Figure record extracts
+-------+

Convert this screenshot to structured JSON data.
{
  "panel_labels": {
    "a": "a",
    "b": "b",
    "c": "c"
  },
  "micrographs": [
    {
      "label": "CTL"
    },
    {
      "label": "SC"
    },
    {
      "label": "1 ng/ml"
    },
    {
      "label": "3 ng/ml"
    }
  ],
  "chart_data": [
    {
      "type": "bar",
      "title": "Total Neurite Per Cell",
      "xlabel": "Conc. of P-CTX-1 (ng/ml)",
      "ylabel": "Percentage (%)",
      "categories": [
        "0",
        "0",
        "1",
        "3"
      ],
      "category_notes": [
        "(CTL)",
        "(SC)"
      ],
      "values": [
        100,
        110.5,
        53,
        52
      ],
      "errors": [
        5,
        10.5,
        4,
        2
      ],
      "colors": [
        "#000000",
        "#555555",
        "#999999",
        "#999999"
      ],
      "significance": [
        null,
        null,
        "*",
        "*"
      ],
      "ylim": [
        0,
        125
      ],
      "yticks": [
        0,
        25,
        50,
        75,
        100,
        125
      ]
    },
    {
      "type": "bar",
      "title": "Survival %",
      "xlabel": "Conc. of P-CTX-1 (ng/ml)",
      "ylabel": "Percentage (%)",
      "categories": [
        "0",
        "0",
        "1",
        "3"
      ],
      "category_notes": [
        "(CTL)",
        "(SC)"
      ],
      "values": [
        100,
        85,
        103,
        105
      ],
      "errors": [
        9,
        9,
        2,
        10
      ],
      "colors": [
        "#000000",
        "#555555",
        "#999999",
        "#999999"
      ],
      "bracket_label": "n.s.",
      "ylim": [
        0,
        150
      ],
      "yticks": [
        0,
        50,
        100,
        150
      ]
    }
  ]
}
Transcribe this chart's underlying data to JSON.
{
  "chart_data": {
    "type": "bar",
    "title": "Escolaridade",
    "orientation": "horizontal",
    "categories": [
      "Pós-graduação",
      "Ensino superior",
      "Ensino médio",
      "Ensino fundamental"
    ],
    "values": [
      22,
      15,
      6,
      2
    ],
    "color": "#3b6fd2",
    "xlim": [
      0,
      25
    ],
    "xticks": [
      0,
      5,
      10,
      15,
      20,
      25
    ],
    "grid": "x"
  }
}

+-------+

**Directions**
Repeat each entry word for word.

**Answer to the problem**
Convert this screenshot to structured JSON data.
{
  "panel_labels": {
    "a": "a",
    "b": "b",
    "c": "c"
  },
  "micrographs": [
    {
      "label": "CTL"
    },
    {
      "label": "SC"
    },
    {
      "label": "1 ng/ml"
    },
    {
      "label": "3 ng/ml"
    }
  ],
  "chart_data": [
    {
      "type": "bar",
      "title": "Total Neurite Per Cell",
      "xlabel": "Conc. of P-CTX-1 (ng/ml)",
      "ylabel": "Percentage (%)",
      "categories": [
        "0",
        "0",
        "1",
        "3"
      ],
      "category_notes": [
        "(CTL)",
        "(SC)"
      ],
      "values": [
        100,
        110.5,
        53,
        52
      ],
      "errors": [
        5,
        10.5,
        4,
        2
      ],
      "colors": [
        "#000000",
        "#555555",
        "#999999",
        "#999999"
      ],
      "significance": [
        null,
        null,
        "*",
        "*"
      ],
      "ylim": [
        0,
        125
      ],
      "yticks": [
        0,
        25,
        50,
        75,
        100,
        125
      ]
    },
    {
      "type": "bar",
      "title": "Survival %",
      "xlabel": "Conc. of P-CTX-1 (ng/ml)",
      "ylabel": "Percentage (%)",
      "categories": [
        "0",
        "0",
        "1",
        "3"
      ],
      "category_notes": [
        "(CTL)",
        "(SC)"
      ],
      "values": [
        100,
        85,
        103,
        105
      ],
      "errors": [
        9,
        9,
        2,
        10
      ],
      "colors": [
        "#000000",
        "#555555",
        "#999999",
        "#999999"
      ],
      "bracket_label": "n.s.",
      "ylim": [
        0,
        150
      ],
      "yticks": [
        0,
        50,
        100,
        150
      ]
    }
  ]
}
Transcribe this chart's underlying data to JSON.
{
  "chart_data": {
    "type": "bar",
    "title": "Escolaridade",
    "orientation": "horizontal",
    "categories": [
      "Pós-graduação",
      "Ensino superior",
      "Ensino médio",
      "Ensino fundamental"
    ],
    "values": [
      22,
      15,
      6,
      2
    ],
    "color": "#3b6fd2",
    "xlim": [
      0,
      25
    ],
    "xticks": [
      0,
      5,
      10,
      15,
      20,
      25
    ],
    "grid": "x"
  }
}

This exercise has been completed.